> **Aim**
Collect every line of the records below that contains the word "image".

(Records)
########
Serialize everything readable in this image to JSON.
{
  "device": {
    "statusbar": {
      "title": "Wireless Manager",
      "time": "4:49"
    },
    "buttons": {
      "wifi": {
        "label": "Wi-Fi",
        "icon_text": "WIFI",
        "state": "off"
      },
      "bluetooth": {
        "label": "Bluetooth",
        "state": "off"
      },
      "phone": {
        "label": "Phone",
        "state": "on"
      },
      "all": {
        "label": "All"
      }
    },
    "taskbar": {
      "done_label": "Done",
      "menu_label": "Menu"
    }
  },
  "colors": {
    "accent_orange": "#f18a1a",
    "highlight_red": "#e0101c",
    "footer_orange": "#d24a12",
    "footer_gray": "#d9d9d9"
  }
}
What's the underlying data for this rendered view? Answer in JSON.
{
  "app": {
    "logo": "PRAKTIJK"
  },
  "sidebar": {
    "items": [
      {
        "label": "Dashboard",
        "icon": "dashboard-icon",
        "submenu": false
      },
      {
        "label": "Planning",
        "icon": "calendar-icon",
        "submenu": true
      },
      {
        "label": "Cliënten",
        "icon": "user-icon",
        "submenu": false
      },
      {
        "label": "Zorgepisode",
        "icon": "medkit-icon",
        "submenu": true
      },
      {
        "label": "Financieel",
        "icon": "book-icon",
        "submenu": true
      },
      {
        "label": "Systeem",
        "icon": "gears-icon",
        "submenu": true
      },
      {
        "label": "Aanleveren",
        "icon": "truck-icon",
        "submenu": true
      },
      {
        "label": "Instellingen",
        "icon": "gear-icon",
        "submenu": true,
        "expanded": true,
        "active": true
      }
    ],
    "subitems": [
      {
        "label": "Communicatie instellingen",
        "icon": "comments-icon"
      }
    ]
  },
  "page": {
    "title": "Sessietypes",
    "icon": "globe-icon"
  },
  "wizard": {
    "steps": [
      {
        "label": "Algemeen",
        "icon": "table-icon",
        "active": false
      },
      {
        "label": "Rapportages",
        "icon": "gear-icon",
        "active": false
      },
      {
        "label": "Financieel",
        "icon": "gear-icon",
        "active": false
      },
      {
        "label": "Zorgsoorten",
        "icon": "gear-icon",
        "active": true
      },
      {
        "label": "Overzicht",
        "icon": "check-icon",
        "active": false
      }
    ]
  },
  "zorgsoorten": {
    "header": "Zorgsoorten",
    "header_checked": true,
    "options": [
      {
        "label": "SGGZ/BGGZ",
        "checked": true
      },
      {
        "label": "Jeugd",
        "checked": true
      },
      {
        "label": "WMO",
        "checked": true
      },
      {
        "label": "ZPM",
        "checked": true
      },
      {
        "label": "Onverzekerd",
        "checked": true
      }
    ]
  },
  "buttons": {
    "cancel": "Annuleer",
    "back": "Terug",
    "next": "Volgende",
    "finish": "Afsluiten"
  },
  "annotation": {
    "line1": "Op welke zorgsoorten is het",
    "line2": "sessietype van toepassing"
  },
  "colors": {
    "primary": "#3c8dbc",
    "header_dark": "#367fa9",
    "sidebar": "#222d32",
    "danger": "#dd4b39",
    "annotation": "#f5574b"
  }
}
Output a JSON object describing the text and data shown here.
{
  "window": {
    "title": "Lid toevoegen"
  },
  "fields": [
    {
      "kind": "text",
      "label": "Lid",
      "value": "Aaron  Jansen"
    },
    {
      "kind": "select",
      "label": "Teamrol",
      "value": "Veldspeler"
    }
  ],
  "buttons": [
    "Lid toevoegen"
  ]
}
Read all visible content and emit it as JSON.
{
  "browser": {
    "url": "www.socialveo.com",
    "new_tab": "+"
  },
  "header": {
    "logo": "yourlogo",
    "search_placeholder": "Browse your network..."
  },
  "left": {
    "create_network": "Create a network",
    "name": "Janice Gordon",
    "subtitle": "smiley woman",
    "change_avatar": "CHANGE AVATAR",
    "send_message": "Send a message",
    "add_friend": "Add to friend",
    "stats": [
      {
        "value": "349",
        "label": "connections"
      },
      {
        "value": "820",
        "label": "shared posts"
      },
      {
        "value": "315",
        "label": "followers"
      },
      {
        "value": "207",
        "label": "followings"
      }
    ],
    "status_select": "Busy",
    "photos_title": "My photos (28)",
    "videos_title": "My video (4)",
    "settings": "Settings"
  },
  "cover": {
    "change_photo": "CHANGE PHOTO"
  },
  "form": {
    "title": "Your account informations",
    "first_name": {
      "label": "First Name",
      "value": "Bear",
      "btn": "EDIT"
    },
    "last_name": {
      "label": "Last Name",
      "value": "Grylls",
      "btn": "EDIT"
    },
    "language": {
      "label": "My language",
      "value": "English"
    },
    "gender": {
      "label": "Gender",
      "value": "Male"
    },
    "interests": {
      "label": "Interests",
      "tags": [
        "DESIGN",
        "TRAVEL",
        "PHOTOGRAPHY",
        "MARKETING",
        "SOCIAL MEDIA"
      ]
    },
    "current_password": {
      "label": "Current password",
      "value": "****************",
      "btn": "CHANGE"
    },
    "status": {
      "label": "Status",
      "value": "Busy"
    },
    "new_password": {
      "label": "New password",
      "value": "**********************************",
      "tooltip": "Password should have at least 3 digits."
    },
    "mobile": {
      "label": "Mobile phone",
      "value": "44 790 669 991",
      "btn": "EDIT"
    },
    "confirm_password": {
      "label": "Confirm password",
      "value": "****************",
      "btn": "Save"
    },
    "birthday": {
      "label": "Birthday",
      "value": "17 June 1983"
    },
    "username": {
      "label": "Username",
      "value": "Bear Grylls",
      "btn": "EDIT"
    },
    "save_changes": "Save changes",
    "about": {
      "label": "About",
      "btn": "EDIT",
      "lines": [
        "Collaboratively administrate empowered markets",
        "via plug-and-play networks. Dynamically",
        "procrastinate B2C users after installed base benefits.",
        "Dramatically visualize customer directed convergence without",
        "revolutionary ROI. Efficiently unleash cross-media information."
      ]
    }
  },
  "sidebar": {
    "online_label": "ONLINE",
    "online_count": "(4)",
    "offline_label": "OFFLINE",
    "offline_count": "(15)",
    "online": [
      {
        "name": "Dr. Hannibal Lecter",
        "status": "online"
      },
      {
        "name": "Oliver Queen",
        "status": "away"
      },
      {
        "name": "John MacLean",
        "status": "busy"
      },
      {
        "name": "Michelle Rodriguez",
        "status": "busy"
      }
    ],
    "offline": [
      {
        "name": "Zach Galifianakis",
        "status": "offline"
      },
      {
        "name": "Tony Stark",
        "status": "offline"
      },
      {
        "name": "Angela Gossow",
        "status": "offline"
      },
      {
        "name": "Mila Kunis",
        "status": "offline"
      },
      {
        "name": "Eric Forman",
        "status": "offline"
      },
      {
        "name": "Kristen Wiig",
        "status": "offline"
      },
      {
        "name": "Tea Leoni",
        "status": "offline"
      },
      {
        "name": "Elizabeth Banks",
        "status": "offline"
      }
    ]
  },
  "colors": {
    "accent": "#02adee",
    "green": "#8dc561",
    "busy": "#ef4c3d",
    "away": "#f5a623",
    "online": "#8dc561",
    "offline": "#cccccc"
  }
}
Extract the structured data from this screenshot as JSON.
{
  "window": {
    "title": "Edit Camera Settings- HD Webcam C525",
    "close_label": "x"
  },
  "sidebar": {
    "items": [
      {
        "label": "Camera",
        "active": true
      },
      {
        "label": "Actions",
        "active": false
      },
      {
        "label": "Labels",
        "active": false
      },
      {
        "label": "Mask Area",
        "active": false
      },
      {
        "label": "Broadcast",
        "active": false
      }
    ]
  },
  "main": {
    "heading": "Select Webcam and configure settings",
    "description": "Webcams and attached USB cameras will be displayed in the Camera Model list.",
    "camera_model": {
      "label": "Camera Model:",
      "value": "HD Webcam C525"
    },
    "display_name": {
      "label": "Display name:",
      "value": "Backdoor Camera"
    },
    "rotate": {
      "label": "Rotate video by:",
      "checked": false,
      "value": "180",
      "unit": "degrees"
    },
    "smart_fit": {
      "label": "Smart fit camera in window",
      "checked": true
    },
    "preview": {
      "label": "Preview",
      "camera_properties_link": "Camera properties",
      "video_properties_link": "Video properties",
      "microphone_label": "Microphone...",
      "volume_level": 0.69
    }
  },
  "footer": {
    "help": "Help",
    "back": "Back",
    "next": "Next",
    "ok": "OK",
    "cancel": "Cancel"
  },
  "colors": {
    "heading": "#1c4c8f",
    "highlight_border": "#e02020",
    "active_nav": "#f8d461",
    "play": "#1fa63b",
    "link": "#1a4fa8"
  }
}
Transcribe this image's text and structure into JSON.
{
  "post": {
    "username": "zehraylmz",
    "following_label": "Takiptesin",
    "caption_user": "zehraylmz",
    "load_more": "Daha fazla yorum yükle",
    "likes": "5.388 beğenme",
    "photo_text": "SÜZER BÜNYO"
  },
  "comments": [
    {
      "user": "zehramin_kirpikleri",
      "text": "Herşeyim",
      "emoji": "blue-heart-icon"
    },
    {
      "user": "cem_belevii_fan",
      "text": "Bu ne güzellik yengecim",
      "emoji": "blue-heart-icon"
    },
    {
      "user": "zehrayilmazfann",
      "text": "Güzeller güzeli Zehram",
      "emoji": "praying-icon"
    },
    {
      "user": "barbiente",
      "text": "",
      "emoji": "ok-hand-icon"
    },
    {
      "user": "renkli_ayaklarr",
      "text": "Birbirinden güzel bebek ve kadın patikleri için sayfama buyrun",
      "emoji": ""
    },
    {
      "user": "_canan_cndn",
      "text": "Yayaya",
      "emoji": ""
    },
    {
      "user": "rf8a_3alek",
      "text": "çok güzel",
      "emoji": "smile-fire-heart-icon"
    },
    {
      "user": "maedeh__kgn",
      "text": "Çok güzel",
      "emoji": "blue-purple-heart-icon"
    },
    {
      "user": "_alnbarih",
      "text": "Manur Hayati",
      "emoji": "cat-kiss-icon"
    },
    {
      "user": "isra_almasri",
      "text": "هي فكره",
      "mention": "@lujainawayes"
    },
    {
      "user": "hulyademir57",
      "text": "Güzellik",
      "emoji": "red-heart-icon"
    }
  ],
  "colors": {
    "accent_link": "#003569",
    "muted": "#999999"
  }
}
########
> **Task answer**
Serialize everything readable in this image to JSON.
Transcribe this image's text and structure into JSON.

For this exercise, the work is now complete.